[Exercise aim]
Across all the lines below, how many contain the string "冷凍殭屍粽"? Please reply with the number only.

[Record extracts]
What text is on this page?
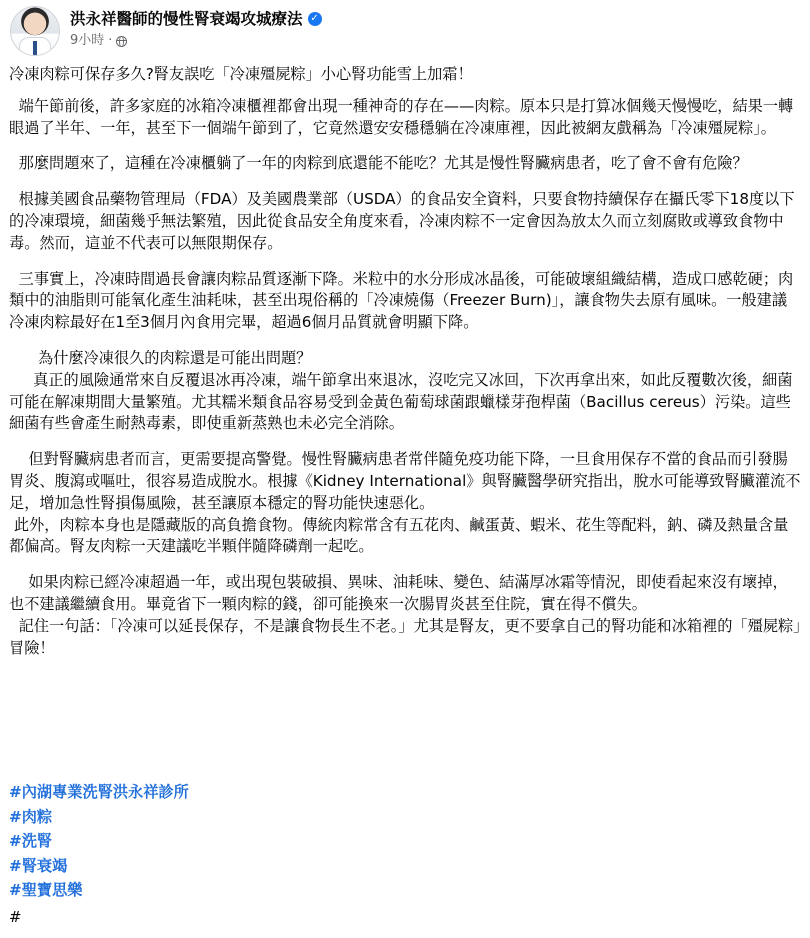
洪永祥醫師的慢性腎衰竭攻城療法 ✓
9小時 ·

冷凍肉粽可保存多久?腎友誤吃「冷凍殭屍粽」小心腎功能雪上加霜！

端午節前後，許多家庭的冰箱冷凍櫃裡都會出現一種神奇的存在——肉粽。原本只是打算冰個幾天慢慢吃，結果一轉眼過了半年、一年，甚至下一個端午節到了，它竟然還安安穩穩躺在冷凍庫裡，因此被網友戲稱為「冷凍殭屍粽」。

那麼問題來了，這種在冷凍櫃躺了一年的肉粽到底還能不能吃？尤其是慢性腎臟病患者，吃了會不會有危險？

根據美國食品藥物管理局（FDA）及美國農業部（USDA）的食品安全資料，只要食物持續保存在攝氏零下18度以下的冷凍環境，細菌幾乎無法繁殖，因此從食品安全角度來看，冷凍肉粽不一定會因為放太久而立刻腐敗或導致食物中毒。然而，這並不代表可以無限期保存。

三事實上，冷凍時間過長會讓肉粽品質逐漸下降。米粒中的水分形成冰晶後，可能破壞組織結構，造成口感乾硬；肉類中的油脂則可能氧化產生油耗味，甚至出現俗稱的「冷凍燒傷（Freezer Burn)」，讓食物失去原有風味。一般建議冷凍肉粽最好在1至3個月內食用完畢，超過6個月品質就會明顯下降。

為什麼冷凍很久的肉粽還是可能出問題？
真正的風險通常來自反覆退冰再冷凍，端午節拿出來退冰，沒吃完又冰回，下次再拿出來，如此反覆數次後，細菌可能在解凍期間大量繁殖。尤其糯米類食品容易受到金黃色葡萄球菌跟蠟樣芽孢桿菌（Bacillus cereus）污染。這些細菌有些會產生耐熱毒素，即使重新蒸熟也未必完全消除。

但對腎臟病患者而言，更需要提高警覺。慢性腎臟病患者常伴隨免疫功能下降，一旦食用保存不當的食品而引發腸胃炎、腹瀉或嘔吐，很容易造成脫水。根據《Kidney International》與腎臟醫學研究指出，脫水可能導致腎臟灌流不足，增加急性腎損傷風險，甚至讓原本穩定的腎功能快速惡化。
此外，肉粽本身也是隱藏版的高負擔食物。傳統肉粽常含有五花肉、鹹蛋黃、蝦米、花生等配料，鈉、磷及熱量含量都偏高。腎友肉粽一天建議吃半顆伴隨降磷劑一起吃。

如果肉粽已經冷凍超過一年，或出現包裝破損、異味、油耗味、變色、結滿厚冰霜等情況，即使看起來沒有壞掉，也不建議繼續食用。畢竟省下一顆肉粽的錢，卻可能換來一次腸胃炎甚至住院，實在得不償失。
記住一句話：「冷凍可以延長保存，不是讓食物長生不老。」尤其是腎友，更不要拿自己的腎功能和冰箱裡的「殭屍粽」冒險！

#內湖專業洗腎洪永祥診所
#肉粽
#洗腎
#腎衰竭
#聖寶思樂
#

[Problem solution]
2